*The exercise*
Assemble all lines in which the string "JSON" appears.

--- start of Dataset rows ---

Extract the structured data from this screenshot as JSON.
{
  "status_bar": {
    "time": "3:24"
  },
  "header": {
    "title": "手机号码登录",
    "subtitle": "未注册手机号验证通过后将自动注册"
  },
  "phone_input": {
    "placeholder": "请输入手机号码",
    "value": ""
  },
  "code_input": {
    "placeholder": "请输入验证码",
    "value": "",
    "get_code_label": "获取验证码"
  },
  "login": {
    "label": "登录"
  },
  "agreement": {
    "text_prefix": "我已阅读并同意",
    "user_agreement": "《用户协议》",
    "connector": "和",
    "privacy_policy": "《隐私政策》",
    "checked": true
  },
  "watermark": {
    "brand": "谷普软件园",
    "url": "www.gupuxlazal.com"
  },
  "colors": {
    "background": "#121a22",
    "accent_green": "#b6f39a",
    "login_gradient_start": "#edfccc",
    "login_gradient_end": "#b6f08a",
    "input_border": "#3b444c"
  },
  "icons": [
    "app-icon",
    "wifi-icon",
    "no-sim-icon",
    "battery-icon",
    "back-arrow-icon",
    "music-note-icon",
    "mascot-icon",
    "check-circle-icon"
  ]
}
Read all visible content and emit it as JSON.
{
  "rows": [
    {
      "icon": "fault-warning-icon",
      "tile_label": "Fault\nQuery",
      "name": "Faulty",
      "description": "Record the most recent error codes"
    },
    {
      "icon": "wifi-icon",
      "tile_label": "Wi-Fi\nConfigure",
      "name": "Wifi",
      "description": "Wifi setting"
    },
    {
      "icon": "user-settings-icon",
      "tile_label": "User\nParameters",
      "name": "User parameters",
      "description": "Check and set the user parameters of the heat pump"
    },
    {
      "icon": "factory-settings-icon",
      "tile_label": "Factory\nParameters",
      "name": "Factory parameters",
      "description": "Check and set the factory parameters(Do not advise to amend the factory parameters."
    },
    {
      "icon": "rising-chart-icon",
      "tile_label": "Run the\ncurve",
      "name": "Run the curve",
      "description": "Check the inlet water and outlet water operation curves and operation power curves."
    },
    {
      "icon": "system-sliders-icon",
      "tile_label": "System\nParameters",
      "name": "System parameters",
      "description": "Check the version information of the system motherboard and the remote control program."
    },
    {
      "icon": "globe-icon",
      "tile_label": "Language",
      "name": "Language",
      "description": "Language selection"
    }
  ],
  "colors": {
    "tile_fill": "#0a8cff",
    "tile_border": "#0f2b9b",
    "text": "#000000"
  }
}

--- end of Dataset rows ---

*Reply*
Extract the structured data from this screenshot as JSON.
Read all visible content and emit it as JSON.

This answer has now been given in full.